TASK TO CARRY OUT:
Spot each line in the records below where the word "type" occurs, then copy it.

Dataset listings of figures
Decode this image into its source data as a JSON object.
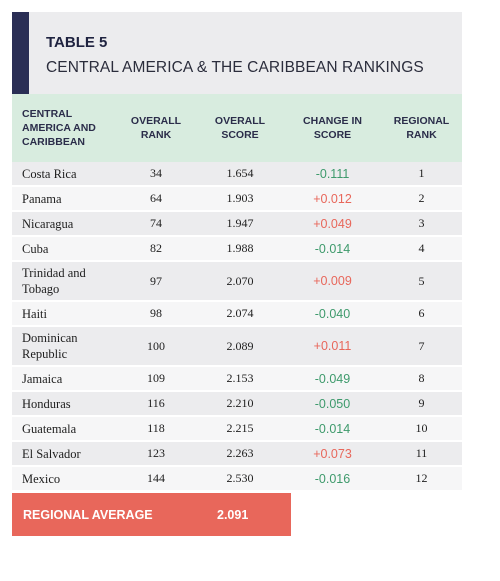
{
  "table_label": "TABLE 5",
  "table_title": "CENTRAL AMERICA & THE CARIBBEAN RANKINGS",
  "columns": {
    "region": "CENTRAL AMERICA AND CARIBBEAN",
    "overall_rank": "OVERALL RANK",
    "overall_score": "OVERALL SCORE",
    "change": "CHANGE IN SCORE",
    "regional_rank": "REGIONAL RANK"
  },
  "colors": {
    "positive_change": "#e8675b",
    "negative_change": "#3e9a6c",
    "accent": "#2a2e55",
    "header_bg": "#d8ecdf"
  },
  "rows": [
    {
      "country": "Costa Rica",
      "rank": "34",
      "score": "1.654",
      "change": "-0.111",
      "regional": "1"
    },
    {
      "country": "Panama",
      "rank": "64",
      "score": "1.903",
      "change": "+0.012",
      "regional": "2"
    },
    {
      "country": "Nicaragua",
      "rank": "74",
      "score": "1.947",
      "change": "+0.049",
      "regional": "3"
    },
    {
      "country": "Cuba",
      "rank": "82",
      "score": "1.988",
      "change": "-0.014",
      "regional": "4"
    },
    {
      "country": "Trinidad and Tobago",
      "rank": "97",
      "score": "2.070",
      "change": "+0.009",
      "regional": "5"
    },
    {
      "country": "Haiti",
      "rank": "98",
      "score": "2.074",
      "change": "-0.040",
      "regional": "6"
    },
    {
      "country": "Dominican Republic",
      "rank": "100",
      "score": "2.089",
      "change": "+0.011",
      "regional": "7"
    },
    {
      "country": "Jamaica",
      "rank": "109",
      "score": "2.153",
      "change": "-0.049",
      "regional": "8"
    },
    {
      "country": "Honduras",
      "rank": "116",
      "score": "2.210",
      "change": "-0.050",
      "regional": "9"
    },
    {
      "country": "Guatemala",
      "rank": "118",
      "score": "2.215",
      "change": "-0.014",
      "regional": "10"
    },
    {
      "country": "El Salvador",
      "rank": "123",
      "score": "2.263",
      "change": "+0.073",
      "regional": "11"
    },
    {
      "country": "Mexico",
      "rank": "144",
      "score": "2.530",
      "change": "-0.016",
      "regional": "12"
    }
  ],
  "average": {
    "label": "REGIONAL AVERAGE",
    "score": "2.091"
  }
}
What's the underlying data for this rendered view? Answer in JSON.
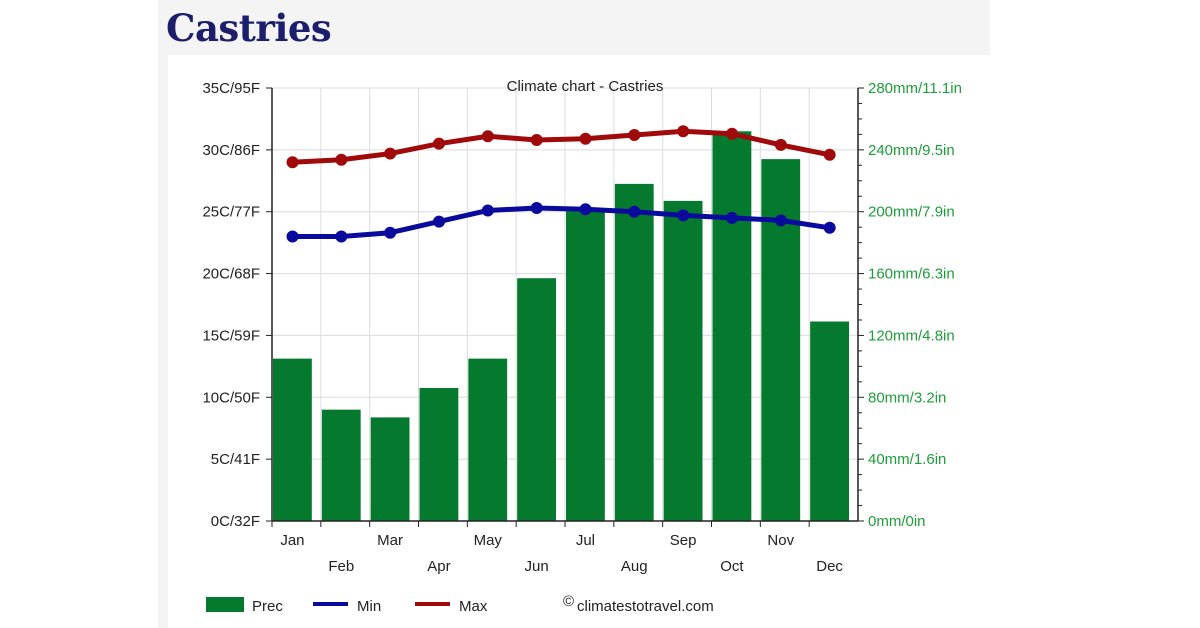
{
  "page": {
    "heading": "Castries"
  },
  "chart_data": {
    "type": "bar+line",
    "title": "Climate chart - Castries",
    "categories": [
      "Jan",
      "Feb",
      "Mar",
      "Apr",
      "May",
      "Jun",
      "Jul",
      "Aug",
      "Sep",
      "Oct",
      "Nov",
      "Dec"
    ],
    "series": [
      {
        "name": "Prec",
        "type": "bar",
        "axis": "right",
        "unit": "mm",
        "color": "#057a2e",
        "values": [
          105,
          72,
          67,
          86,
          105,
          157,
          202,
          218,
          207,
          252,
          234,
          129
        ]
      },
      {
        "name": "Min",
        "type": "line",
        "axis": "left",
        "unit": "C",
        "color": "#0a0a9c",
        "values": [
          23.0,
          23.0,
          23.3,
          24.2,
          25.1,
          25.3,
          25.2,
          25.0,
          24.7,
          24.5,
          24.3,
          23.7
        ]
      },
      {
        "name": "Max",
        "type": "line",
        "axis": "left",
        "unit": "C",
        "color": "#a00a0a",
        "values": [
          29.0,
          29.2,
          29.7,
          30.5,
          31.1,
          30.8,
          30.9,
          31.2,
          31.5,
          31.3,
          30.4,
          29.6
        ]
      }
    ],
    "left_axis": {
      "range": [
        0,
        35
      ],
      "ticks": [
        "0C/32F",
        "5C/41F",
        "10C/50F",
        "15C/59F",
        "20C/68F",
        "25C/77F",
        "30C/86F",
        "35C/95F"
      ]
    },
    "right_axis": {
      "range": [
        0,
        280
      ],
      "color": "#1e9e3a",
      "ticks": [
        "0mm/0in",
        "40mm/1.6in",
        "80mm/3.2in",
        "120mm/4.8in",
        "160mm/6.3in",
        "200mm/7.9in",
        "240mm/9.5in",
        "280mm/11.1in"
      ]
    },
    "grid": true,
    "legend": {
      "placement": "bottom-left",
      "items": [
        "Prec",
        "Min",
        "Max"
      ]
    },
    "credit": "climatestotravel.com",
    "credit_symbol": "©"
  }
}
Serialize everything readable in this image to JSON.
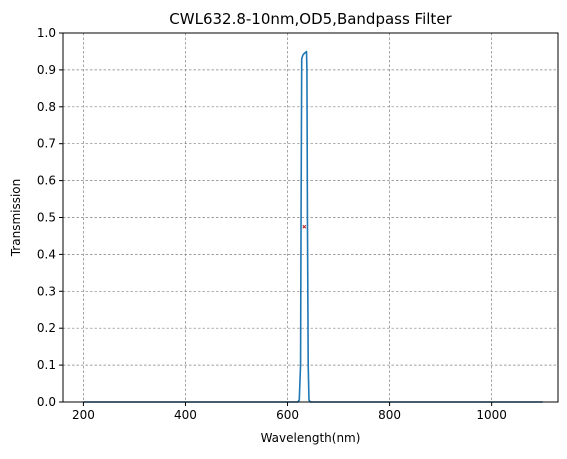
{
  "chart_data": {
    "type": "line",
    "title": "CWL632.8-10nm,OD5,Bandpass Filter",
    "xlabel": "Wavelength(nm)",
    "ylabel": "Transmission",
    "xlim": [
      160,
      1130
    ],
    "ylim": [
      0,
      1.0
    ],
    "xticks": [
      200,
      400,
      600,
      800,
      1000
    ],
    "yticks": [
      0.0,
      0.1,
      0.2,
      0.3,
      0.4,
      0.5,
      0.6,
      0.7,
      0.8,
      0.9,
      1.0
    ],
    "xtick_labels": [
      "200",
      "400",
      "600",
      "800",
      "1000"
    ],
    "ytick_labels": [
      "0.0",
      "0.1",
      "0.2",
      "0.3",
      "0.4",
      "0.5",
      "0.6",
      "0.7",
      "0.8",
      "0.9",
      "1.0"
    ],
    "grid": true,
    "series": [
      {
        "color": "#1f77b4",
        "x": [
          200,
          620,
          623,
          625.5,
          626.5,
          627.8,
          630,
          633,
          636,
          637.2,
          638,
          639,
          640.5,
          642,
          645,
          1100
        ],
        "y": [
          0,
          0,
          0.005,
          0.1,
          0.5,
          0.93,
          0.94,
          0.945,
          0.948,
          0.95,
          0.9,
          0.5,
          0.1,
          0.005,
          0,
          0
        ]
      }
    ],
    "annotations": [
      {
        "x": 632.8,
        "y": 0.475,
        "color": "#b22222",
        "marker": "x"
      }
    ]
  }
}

WRITTEN ANSWER:
    "type": "bar+line",
        "type": "bar",
        "type": "line",
        "type": "line",
    "type": "line",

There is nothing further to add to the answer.